[Extracted information — start]

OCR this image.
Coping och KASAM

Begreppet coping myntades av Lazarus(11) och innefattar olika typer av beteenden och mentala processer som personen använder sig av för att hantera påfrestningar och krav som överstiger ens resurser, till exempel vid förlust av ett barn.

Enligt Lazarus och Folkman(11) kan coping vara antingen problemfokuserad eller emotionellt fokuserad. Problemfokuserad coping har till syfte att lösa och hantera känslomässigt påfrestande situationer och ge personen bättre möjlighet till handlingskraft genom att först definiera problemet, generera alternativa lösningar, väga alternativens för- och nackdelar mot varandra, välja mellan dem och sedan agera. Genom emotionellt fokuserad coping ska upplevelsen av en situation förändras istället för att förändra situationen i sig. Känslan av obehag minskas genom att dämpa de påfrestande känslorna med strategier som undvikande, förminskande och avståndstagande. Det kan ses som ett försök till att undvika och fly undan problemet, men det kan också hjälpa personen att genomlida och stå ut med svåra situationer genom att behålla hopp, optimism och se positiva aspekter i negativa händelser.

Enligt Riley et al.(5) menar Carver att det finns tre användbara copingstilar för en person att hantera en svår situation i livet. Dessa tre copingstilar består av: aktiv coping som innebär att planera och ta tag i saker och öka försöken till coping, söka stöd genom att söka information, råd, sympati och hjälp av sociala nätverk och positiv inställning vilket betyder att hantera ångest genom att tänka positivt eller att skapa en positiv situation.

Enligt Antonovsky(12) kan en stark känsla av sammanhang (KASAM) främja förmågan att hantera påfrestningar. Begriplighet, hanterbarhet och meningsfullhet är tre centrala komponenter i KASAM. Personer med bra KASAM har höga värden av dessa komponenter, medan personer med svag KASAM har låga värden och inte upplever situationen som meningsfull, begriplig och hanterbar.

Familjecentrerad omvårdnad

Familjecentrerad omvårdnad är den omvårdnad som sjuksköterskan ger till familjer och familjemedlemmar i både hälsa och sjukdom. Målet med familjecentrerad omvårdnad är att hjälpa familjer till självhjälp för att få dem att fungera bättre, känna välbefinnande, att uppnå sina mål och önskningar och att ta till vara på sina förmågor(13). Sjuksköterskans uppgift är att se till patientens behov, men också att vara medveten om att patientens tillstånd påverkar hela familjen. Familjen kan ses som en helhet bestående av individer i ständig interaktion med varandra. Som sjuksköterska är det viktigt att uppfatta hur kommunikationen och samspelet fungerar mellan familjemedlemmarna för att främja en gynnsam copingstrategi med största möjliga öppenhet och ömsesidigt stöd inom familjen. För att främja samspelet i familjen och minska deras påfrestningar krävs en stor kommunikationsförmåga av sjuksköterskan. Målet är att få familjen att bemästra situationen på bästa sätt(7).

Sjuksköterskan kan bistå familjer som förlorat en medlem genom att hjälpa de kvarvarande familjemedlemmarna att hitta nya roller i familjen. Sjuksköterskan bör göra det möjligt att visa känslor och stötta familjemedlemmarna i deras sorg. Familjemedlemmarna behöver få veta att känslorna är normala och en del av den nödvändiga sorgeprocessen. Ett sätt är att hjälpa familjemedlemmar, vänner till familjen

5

[Extracted information — finish]

Assigned task — Every entry should be printed again exactly as written.

Solution for this task —
OCR this image.
Coping och KASAM

Begreppet coping myntades av Lazarus(11) och innefattar olika typer av beteenden och mentala processer som personen använder sig av för att hantera påfrestningar och krav som överstiger ens resurser, till exempel vid förlust av ett barn.

Enligt Lazarus och Folkman(11) kan coping vara antingen problemfokuserad eller emotionellt fokuserad. Problemfokuserad coping har till syfte att lösa och hantera känslomässigt påfrestande situationer och ge personen bättre möjlighet till handlingskraft genom att först definiera problemet, generera alternativa lösningar, väga alternativens för- och nackdelar mot varandra, välja mellan dem och sedan agera. Genom emotionellt fokuserad coping ska upplevelsen av en situation förändras istället för att förändra situationen i sig. Känslan av obehag minskas genom att dämpa de påfrestande känslorna med strategier som undvikande, förminskande och avståndstagande. Det kan ses som ett försök till att undvika och fly undan problemet, men det kan också hjälpa personen att genomlida och stå ut med svåra situationer genom att behålla hopp, optimism och se positiva aspekter i negativa händelser.

Enligt Riley et al.(5) menar Carver att det finns tre användbara copingstilar för en person att hantera en svår situation i livet. Dessa tre copingstilar består av: aktiv coping som innebär att planera och ta tag i saker och öka försöken till coping, söka stöd genom att söka information, råd, sympati och hjälp av sociala nätverk och positiv inställning vilket betyder att hantera ångest genom att tänka positivt eller att skapa en positiv situation.

Enligt Antonovsky(12) kan en stark känsla av sammanhang (KASAM) främja förmågan att hantera påfrestningar. Begriplighet, hanterbarhet och meningsfullhet är tre centrala komponenter i KASAM. Personer med bra KASAM har höga värden av dessa komponenter, medan personer med svag KASAM har låga värden och inte upplever situationen som meningsfull, begriplig och hanterbar.

Familjecentrerad omvårdnad

Familjecentrerad omvårdnad är den omvårdnad som sjuksköterskan ger till familjer och familjemedlemmar i både hälsa och sjukdom. Målet med familjecentrerad omvårdnad är att hjälpa familjer till självhjälp för att få dem att fungera bättre, känna välbefinnande, att uppnå sina mål och önskningar och att ta till vara på sina förmågor(13). Sjuksköterskans uppgift är att se till patientens behov, men också att vara medveten om att patientens tillstånd påverkar hela familjen. Familjen kan ses som en helhet bestående av individer i ständig interaktion med varandra. Som sjuksköterska är det viktigt att uppfatta hur kommunikationen och samspelet fungerar mellan familjemedlemmarna för att främja en gynnsam copingstrategi med största möjliga öppenhet och ömsesidigt stöd inom familjen. För att främja samspelet i familjen och minska deras påfrestningar krävs en stor kommunikationsförmåga av sjuksköterskan. Målet är att få familjen att bemästra situationen på bästa sätt(7).

Sjuksköterskan kan bistå familjer som förlorat en medlem genom att hjälpa de kvarvarande familjemedlemmarna att hitta nya roller i familjen. Sjuksköterskan bör göra det möjligt att visa känslor och stötta familjemedlemmarna i deras sorg. Familjemedlemmarna behöver få veta att känslorna är normala och en del av den nödvändiga sorgeprocessen. Ett sätt är att hjälpa familjemedlemmar, vänner till familjen

5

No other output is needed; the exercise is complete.